■ WHAT YOU ARE ASKED TO DO:
Go through the listing and copy every line word for word.

[Source data]
□ □ □
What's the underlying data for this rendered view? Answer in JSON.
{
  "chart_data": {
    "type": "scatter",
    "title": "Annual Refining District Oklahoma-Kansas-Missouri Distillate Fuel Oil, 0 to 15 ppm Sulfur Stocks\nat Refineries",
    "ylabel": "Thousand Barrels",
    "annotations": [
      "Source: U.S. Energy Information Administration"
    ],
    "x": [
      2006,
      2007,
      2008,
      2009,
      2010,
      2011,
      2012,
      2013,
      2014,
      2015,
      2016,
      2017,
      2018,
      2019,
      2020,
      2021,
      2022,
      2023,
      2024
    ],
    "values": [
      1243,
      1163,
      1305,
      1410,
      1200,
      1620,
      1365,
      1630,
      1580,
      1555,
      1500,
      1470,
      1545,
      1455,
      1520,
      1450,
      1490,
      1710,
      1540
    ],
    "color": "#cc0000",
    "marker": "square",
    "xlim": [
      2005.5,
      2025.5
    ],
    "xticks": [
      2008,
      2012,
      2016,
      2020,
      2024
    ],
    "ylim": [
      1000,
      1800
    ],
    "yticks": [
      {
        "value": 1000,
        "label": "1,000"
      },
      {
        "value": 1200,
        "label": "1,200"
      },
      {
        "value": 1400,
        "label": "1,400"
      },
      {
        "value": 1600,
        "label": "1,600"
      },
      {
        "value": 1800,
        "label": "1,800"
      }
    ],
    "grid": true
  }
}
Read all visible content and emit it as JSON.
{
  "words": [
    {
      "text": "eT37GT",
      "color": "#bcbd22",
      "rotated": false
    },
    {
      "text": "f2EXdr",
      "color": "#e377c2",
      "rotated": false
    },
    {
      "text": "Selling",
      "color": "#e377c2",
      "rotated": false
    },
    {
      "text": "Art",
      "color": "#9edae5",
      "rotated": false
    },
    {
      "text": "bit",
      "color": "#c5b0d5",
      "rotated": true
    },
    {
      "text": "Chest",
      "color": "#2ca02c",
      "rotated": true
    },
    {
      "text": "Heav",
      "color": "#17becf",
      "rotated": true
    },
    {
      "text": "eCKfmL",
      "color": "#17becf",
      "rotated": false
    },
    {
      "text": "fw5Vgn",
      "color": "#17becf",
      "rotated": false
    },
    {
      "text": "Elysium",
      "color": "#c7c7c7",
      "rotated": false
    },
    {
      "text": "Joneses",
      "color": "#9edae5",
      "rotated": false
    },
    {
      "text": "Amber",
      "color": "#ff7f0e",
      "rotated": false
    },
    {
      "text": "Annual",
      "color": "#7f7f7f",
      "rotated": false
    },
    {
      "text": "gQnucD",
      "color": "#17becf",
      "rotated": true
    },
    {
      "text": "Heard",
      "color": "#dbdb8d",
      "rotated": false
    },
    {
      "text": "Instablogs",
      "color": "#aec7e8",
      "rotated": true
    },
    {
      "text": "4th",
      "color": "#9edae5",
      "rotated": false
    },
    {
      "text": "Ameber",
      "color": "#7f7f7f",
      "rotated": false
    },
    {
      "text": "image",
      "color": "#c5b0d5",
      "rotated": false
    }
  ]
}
□ □ □
■ ANSWER FOR THIS EXERCISE:
What's the underlying data for this rendered view? Answer in JSON.
{
  "chart_data": {
    "type": "scatter",
    "title": "Annual Refining District Oklahoma-Kansas-Missouri Distillate Fuel Oil, 0 to 15 ppm Sulfur Stocks\nat Refineries",
    "ylabel": "Thousand Barrels",
    "annotations": [
      "Source: U.S. Energy Information Administration"
    ],
    "x": [
      2006,
      2007,
      2008,
      2009,
      2010,
      2011,
      2012,
      2013,
      2014,
      2015,
      2016,
      2017,
      2018,
      2019,
      2020,
      2021,
      2022,
      2023,
      2024
    ],
    "values": [
      1243,
      1163,
      1305,
      1410,
      1200,
      1620,
      1365,
      1630,
      1580,
      1555,
      1500,
      1470,
      1545,
      1455,
      1520,
      1450,
      1490,
      1710,
      1540
    ],
    "color": "#cc0000",
    "marker": "square",
    "xlim": [
      2005.5,
      2025.5
    ],
    "xticks": [
      2008,
      2012,
      2016,
      2020,
      2024
    ],
    "ylim": [
      1000,
      1800
    ],
    "yticks": [
      {
        "value": 1000,
        "label": "1,000"
      },
      {
        "value": 1200,
        "label": "1,200"
      },
      {
        "value": 1400,
        "label": "1,400"
      },
      {
        "value": 1600,
        "label": "1,600"
      },
      {
        "value": 1800,
        "label": "1,800"
      }
    ],
    "grid": true
  }
}
Read all visible content and emit it as JSON.
{
  "words": [
    {
      "text": "eT37GT",
      "color": "#bcbd22",
      "rotated": false
    },
    {
      "text": "f2EXdr",
      "color": "#e377c2",
      "rotated": false
    },
    {
      "text": "Selling",
      "color": "#e377c2",
      "rotated": false
    },
    {
      "text": "Art",
      "color": "#9edae5",
      "rotated": false
    },
    {
      "text": "bit",
      "color": "#c5b0d5",
      "rotated": true
    },
    {
      "text": "Chest",
      "color": "#2ca02c",
      "rotated": true
    },
    {
      "text": "Heav",
      "color": "#17becf",
      "rotated": true
    },
    {
      "text": "eCKfmL",
      "color": "#17becf",
      "rotated": false
    },
    {
      "text": "fw5Vgn",
      "color": "#17becf",
      "rotated": false
    },
    {
      "text": "Elysium",
      "color": "#c7c7c7",
      "rotated": false
    },
    {
      "text": "Joneses",
      "color": "#9edae5",
      "rotated": false
    },
    {
      "text": "Amber",
      "color": "#ff7f0e",
      "rotated": false
    },
    {
      "text": "Annual",
      "color": "#7f7f7f",
      "rotated": false
    },
    {
      "text": "gQnucD",
      "color": "#17becf",
      "rotated": true
    },
    {
      "text": "Heard",
      "color": "#dbdb8d",
      "rotated": false
    },
    {
      "text": "Instablogs",
      "color": "#aec7e8",
      "rotated": true
    },
    {
      "text": "4th",
      "color": "#9edae5",
      "rotated": false
    },
    {
      "text": "Ameber",
      "color": "#7f7f7f",
      "rotated": false
    },
    {
      "text": "image",
      "color": "#c5b0d5",
      "rotated": false
    }
  ]
}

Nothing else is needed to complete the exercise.